(Dataset rows about figures)
=====

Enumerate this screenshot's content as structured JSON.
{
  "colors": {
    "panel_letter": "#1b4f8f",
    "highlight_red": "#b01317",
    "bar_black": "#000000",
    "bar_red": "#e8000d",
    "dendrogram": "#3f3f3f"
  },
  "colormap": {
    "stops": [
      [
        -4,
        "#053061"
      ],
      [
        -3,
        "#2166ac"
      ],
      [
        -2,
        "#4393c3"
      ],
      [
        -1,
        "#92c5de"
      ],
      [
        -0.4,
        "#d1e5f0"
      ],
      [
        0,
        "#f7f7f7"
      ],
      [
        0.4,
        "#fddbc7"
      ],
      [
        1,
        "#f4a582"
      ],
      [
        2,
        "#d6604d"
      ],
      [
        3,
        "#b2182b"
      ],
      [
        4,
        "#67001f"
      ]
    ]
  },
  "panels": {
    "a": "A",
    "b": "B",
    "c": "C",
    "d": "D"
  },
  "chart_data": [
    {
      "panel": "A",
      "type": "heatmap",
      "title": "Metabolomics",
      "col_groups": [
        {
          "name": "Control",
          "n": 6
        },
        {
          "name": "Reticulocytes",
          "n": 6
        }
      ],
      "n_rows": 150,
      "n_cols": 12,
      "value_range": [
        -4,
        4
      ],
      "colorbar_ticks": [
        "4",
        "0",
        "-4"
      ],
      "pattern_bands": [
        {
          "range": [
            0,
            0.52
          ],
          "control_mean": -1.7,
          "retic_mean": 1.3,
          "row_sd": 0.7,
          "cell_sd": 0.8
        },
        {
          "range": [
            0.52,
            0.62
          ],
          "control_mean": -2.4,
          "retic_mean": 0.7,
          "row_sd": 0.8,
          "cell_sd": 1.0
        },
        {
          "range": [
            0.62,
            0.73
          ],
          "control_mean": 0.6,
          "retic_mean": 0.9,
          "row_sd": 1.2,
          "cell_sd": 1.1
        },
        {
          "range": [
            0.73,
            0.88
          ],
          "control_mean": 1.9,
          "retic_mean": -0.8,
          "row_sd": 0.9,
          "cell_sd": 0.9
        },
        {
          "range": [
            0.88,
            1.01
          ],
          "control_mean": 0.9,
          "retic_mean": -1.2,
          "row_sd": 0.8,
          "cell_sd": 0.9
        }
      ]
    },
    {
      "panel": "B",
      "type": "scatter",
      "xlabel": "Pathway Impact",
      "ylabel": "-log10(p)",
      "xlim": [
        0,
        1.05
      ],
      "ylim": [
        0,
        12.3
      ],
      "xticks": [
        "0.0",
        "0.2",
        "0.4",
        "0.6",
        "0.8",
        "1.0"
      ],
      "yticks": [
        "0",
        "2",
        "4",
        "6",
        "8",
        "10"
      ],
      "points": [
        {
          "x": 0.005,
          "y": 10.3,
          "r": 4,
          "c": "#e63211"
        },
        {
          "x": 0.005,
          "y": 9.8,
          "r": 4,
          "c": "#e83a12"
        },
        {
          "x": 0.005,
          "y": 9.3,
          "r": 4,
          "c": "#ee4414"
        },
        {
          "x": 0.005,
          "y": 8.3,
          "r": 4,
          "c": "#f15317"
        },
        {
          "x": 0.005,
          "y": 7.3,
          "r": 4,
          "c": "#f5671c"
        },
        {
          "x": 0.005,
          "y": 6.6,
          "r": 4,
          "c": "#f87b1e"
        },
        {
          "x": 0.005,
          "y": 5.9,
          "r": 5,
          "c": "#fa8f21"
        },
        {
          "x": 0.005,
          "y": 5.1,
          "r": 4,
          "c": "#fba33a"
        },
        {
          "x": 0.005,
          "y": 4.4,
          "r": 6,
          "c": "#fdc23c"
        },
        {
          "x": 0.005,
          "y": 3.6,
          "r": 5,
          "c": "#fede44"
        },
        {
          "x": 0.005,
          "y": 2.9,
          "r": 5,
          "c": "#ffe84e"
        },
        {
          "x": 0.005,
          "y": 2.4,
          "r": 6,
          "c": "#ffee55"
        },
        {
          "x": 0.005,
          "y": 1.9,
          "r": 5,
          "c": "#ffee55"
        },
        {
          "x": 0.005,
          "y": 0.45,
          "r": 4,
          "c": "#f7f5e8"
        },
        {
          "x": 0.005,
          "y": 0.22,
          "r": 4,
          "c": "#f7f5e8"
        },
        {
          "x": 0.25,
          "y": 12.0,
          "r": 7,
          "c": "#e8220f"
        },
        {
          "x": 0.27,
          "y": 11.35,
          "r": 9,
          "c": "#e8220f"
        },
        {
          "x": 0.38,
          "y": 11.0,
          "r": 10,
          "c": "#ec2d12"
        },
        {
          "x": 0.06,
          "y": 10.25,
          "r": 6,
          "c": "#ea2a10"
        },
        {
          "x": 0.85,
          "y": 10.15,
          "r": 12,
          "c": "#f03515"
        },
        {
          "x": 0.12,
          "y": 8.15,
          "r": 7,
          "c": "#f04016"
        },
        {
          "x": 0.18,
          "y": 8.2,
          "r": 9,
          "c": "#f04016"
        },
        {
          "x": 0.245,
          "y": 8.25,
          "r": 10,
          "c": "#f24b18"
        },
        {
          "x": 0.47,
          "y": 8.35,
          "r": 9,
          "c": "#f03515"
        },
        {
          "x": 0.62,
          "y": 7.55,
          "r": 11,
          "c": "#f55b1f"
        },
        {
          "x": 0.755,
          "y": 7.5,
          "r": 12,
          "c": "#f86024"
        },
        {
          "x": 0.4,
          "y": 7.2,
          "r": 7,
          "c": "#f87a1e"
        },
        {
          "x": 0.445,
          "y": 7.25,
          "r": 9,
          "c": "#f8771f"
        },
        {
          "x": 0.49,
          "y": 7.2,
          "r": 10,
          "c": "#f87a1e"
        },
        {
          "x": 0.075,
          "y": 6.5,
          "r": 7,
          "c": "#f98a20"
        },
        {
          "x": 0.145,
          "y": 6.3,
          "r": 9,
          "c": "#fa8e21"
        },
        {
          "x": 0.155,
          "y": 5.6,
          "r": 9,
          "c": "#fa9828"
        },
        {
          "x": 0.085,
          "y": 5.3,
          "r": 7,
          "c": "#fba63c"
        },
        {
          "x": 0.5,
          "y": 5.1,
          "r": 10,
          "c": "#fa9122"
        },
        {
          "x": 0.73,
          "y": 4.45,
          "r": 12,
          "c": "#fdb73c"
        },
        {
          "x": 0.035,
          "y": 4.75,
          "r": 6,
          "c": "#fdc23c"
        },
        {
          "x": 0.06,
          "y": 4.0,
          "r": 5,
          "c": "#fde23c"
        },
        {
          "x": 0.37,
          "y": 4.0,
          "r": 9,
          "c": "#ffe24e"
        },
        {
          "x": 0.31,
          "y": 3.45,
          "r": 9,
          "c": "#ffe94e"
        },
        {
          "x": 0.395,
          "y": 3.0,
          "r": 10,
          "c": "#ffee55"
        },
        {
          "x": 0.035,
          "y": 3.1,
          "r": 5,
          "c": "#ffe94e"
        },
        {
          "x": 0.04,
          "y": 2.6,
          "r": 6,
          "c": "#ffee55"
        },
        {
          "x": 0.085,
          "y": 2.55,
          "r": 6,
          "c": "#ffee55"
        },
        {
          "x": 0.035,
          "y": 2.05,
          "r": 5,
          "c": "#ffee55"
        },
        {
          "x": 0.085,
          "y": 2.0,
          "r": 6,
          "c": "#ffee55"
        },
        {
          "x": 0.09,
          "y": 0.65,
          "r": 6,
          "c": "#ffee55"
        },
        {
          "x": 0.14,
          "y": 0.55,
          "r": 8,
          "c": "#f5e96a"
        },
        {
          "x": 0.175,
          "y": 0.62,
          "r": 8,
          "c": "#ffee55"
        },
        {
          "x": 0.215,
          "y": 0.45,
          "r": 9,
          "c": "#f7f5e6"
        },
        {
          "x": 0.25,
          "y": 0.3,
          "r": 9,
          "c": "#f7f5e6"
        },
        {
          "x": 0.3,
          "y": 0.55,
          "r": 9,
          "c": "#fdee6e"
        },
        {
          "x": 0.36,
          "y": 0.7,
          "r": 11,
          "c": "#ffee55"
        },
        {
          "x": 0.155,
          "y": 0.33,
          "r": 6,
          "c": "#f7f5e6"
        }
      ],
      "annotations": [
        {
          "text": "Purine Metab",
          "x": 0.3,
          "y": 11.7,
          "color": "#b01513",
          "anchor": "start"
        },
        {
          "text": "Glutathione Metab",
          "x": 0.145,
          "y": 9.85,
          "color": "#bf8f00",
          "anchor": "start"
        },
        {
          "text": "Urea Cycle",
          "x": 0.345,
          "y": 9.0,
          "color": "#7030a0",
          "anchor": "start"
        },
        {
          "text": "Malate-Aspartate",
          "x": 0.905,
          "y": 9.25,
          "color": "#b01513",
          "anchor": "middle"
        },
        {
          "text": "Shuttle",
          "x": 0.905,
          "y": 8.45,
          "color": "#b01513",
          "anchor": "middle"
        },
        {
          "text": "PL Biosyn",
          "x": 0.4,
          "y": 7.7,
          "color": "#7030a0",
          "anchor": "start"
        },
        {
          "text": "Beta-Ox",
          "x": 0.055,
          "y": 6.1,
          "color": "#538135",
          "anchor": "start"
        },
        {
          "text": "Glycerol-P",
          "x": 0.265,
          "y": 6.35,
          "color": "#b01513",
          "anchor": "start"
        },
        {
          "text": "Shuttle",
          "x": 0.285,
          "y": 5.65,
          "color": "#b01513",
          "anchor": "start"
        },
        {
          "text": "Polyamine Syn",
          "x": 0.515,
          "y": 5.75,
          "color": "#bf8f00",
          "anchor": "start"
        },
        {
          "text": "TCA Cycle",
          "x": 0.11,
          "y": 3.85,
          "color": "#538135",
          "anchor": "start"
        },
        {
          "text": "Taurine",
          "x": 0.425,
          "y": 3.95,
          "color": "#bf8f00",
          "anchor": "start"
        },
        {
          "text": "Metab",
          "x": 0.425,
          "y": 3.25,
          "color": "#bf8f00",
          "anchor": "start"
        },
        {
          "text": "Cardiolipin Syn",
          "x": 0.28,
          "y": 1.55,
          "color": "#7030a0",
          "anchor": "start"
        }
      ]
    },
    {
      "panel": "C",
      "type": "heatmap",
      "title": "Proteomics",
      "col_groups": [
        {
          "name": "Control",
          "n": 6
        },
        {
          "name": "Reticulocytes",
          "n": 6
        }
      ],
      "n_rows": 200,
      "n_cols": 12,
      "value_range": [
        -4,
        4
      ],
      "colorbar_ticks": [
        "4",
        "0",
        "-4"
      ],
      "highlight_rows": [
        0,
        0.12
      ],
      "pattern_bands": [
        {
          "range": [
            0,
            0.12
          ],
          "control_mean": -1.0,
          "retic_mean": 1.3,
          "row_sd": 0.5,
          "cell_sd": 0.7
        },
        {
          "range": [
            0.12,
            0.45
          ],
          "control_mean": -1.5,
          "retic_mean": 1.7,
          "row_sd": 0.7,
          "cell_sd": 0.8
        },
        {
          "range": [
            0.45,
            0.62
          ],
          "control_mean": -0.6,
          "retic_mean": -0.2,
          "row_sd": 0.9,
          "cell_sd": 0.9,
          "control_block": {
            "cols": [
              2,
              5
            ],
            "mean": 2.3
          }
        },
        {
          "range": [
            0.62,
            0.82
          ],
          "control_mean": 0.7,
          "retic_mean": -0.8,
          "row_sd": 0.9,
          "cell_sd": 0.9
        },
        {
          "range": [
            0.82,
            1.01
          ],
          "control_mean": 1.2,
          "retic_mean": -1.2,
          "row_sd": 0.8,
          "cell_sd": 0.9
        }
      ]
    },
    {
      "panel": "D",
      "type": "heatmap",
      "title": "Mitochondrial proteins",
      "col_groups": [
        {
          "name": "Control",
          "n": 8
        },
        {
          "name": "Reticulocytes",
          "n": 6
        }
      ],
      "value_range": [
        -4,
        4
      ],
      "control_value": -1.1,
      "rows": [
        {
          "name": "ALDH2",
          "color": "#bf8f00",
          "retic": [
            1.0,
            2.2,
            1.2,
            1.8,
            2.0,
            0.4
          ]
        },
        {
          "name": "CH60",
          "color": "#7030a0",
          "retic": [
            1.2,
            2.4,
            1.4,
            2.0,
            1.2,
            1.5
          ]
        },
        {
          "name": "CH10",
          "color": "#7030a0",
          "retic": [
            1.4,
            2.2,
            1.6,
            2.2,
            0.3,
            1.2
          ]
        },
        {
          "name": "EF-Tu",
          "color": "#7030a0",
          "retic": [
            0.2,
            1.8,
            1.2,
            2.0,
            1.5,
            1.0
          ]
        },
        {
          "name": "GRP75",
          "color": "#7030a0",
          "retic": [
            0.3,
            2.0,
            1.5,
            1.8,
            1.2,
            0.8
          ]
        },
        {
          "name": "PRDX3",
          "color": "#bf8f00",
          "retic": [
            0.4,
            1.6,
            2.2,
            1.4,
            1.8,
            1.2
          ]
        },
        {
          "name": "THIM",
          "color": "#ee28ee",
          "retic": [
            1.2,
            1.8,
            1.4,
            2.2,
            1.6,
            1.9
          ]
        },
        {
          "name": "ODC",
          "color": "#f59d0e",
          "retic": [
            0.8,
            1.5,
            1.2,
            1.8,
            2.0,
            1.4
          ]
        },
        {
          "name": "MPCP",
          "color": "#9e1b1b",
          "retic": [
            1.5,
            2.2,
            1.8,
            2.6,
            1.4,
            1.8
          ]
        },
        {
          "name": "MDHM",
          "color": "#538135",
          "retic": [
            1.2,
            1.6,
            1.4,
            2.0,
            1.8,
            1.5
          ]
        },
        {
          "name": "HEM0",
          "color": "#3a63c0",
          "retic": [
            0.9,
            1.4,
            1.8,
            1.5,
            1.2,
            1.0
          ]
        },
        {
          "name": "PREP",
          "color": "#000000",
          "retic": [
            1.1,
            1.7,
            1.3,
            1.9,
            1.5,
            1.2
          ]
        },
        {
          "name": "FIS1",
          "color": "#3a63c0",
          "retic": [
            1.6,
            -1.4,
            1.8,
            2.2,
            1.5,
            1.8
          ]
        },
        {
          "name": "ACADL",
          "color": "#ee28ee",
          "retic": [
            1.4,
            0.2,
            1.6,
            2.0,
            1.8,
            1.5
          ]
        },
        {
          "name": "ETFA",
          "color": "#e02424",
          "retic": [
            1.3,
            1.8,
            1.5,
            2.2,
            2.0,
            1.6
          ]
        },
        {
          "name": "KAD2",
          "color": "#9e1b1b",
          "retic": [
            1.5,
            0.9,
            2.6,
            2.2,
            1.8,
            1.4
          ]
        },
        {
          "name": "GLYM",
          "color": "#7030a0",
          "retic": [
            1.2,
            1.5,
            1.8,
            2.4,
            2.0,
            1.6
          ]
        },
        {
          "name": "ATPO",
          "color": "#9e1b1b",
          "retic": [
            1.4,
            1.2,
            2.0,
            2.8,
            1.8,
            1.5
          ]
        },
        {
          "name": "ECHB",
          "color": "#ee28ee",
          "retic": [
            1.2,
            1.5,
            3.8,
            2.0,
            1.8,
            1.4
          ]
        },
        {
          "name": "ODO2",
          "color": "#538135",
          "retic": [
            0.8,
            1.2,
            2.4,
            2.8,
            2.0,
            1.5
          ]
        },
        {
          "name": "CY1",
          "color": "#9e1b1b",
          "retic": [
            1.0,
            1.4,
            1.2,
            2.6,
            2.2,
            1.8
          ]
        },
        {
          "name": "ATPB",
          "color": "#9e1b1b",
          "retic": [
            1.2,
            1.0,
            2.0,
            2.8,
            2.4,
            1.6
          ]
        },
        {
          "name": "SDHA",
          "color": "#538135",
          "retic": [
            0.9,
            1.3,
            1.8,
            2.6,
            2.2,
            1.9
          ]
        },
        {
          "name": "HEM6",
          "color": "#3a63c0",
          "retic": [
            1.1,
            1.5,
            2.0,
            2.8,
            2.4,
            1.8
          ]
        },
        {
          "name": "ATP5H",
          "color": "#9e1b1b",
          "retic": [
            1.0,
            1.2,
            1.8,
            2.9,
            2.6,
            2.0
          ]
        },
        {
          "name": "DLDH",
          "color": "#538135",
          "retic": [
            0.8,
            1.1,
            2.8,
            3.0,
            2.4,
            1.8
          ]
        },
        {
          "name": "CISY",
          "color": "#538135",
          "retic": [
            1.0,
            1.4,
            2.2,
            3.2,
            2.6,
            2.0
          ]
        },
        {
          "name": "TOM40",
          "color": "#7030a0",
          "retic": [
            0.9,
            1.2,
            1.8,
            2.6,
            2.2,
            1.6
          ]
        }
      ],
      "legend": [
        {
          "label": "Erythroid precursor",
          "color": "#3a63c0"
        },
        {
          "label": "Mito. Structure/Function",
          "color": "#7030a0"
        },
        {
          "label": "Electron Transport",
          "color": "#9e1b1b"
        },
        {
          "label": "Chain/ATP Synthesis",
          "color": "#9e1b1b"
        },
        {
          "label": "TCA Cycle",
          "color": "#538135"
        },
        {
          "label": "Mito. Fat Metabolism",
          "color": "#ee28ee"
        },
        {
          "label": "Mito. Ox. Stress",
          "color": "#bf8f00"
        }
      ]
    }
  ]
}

=====

# REQUIRED ACTION
The lines holding the word "title" are the answer. Find them in the entries and copy them.

# SOLUTION
      "title": "Metabolomics",
      "title": "Proteomics",
      "title": "Mitochondrial proteins",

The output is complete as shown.